## Aim
Search the material below for the string "Intelligence" and list each line that holds it.

## Dataset records
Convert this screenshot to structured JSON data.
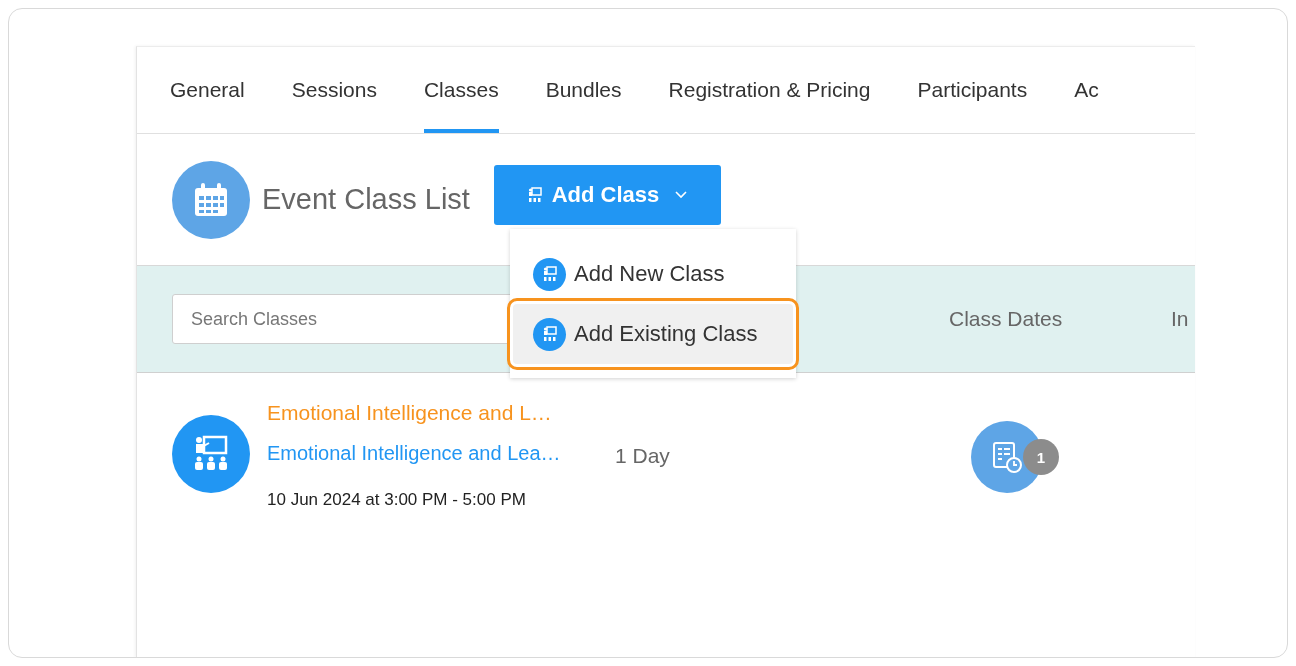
{
  "tabs": [
    {
      "label": "General",
      "selected": false
    },
    {
      "label": "Sessions",
      "selected": false
    },
    {
      "label": "Classes",
      "selected": true
    },
    {
      "label": "Bundles",
      "selected": false
    },
    {
      "label": "Registration & Pricing",
      "selected": false
    },
    {
      "label": "Participants",
      "selected": false
    },
    {
      "label": "Ac",
      "selected": false
    }
  ],
  "header": {
    "title": "Event Class List",
    "add_button": "Add Class"
  },
  "menu": {
    "items": [
      {
        "label": "Add New Class",
        "highlighted": false
      },
      {
        "label": "Add Existing Class",
        "highlighted": true
      }
    ]
  },
  "filter_bar": {
    "search": {
      "placeholder": "Search Classes"
    },
    "columns": [
      "Class Dates",
      "In"
    ]
  },
  "classes": [
    {
      "title": "Emotional Intelligence and L…",
      "subtitle": "Emotional Intelligence and Lea…",
      "duration": "1 Day",
      "schedule": "10 Jun 2024 at 3:00 PM - 5:00 PM",
      "dates_count": "1"
    }
  ]
}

## Exercise answer
      "title": "Emotional Intelligence and L…",
      "subtitle": "Emotional Intelligence and Lea…",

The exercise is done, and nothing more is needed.